**Request**
Please render the items from the line holding "Give me the" through the line holding "x-tick-label: 0 (161, 444, 167, 456)", inclusive, as a numbered list with no blank lines. Leave the pictures out of your answer.

**Material for this exercise**
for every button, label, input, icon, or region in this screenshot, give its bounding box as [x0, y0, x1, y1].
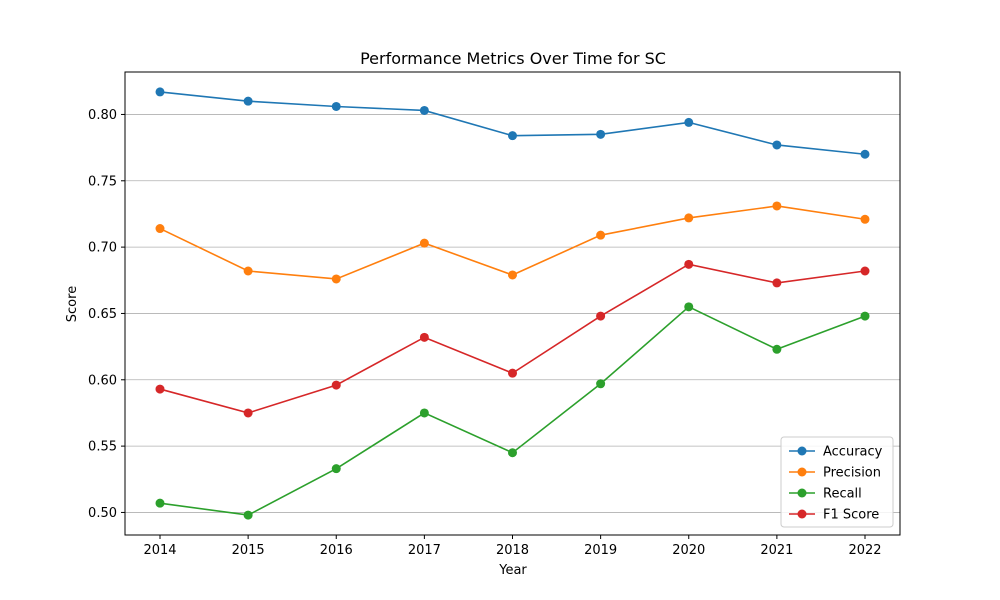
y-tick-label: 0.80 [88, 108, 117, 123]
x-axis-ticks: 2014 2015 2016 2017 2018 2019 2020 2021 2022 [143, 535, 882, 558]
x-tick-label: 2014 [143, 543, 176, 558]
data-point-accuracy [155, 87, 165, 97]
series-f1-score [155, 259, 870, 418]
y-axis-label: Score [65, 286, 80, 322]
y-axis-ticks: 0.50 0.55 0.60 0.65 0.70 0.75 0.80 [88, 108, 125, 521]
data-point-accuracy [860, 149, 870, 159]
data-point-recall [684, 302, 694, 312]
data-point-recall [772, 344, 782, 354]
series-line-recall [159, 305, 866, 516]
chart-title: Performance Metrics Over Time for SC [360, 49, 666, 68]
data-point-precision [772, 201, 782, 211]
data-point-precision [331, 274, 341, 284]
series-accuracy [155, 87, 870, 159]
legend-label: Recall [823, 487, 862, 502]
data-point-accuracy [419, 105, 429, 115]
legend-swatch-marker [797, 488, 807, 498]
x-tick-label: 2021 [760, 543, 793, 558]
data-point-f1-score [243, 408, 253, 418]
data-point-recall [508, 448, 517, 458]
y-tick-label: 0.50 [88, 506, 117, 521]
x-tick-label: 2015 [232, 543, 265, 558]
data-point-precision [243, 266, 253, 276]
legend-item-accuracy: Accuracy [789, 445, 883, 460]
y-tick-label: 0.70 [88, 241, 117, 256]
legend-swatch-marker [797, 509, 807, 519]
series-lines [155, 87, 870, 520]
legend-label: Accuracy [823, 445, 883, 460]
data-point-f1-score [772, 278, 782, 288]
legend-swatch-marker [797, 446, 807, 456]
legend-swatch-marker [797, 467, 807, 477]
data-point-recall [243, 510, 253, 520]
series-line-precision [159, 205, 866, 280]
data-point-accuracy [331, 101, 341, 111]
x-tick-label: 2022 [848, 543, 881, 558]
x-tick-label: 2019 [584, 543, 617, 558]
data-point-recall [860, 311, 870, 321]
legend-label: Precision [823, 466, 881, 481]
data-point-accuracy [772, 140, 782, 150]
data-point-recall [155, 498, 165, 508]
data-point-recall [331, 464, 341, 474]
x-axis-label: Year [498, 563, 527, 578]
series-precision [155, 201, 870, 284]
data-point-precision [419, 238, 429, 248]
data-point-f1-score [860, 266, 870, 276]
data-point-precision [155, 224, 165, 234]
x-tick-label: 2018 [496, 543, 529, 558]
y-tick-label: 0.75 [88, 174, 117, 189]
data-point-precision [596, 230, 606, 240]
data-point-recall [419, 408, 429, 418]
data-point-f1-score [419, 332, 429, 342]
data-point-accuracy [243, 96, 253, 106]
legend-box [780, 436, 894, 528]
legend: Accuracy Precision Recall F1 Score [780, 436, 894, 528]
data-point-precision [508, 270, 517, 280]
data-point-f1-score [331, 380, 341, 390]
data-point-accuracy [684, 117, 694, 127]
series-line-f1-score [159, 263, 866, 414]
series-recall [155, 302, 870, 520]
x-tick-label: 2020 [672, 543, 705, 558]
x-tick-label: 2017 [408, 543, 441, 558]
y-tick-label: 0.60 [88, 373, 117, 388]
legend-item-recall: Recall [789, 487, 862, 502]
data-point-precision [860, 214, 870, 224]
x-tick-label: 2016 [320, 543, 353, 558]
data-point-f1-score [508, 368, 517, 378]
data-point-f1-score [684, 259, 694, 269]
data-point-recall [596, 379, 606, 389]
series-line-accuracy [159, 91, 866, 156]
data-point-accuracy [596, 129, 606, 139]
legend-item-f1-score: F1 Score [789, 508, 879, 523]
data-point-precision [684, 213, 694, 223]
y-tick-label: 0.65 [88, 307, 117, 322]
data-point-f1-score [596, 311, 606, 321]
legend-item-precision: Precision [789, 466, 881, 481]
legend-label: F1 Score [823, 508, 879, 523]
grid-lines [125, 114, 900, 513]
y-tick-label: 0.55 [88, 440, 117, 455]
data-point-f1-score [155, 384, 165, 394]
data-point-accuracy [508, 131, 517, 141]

---

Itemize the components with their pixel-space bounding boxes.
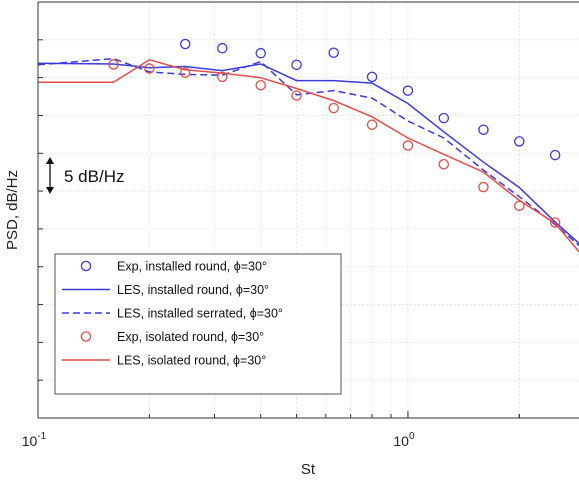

...

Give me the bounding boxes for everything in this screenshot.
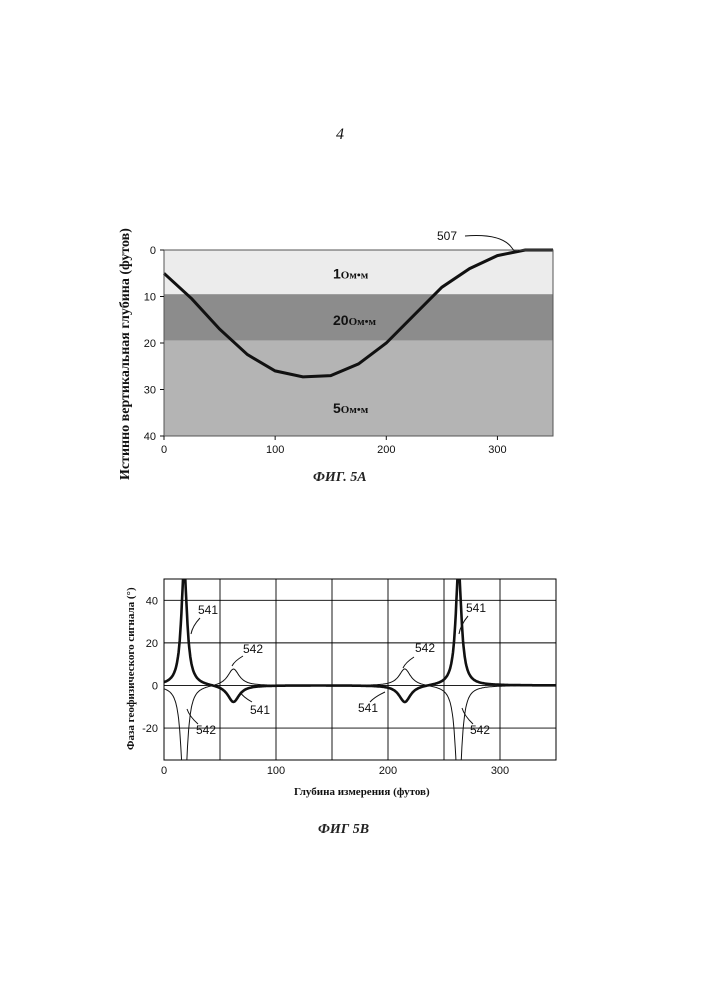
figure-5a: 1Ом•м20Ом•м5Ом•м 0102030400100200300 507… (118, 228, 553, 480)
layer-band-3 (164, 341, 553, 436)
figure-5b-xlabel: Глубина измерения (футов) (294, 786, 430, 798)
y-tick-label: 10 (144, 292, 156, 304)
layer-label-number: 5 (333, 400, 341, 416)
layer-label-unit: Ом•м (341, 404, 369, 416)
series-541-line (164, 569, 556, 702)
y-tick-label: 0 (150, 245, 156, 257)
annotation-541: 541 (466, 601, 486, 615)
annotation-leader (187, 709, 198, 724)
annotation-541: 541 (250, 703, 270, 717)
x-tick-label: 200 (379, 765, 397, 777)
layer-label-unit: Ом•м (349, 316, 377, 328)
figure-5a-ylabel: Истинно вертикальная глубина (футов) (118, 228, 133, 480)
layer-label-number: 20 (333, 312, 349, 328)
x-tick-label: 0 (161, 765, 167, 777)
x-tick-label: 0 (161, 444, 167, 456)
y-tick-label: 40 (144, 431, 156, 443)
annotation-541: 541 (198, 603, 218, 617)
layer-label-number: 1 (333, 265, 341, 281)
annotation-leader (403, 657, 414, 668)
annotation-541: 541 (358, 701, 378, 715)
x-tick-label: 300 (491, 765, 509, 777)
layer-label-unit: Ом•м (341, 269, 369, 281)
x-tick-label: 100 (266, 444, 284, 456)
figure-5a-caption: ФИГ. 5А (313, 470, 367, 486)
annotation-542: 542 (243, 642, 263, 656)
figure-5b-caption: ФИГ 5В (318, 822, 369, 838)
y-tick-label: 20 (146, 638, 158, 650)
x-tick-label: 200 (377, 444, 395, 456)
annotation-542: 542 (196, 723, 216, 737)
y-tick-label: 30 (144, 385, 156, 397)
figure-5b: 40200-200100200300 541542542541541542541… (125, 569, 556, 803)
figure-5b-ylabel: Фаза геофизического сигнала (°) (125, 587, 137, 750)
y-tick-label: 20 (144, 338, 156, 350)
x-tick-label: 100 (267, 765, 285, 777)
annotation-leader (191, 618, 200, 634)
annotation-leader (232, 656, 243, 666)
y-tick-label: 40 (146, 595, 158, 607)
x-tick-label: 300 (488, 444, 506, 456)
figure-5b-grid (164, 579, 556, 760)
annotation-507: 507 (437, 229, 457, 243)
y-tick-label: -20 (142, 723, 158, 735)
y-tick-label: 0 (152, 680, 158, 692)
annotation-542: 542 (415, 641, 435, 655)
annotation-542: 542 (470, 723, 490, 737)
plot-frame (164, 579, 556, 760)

**Response for this exercise**
1. Give me the bounding boxes for everything in this screenshot.
2. figure-5a: 1Ом•м20Ом•м5Ом•м 0102030400100200300 507… (118, 228, 553, 480)
3. layer-band-3 (164, 341, 553, 436)
4. figure-5b-xlabel: Глубина измерения (футов) (294, 786, 430, 798)
5. y-tick-label: 10 (144, 292, 156, 304)
6. layer-label-number: 5 (333, 400, 341, 416)
7. layer-label-unit: Ом•м (341, 404, 369, 416)
8. series-541-line (164, 569, 556, 702)
9. y-tick-label: 0 (150, 245, 156, 257)
10. annotation-541: 541 (466, 601, 486, 615)
11. annotation-leader (187, 709, 198, 724)
12. annotation-541: 541 (250, 703, 270, 717)
13. x-tick-label: 200 (379, 765, 397, 777)
14. layer-label-unit: Ом•м (349, 316, 377, 328)
15. figure-5a-ylabel: Истинно вертикальная глубина (футов) (118, 228, 133, 480)
16. layer-label-number: 20 (333, 312, 349, 328)
17. x-tick-label: 0 (161, 765, 167, 777)
18. x-tick-label: 0 (161, 444, 167, 456)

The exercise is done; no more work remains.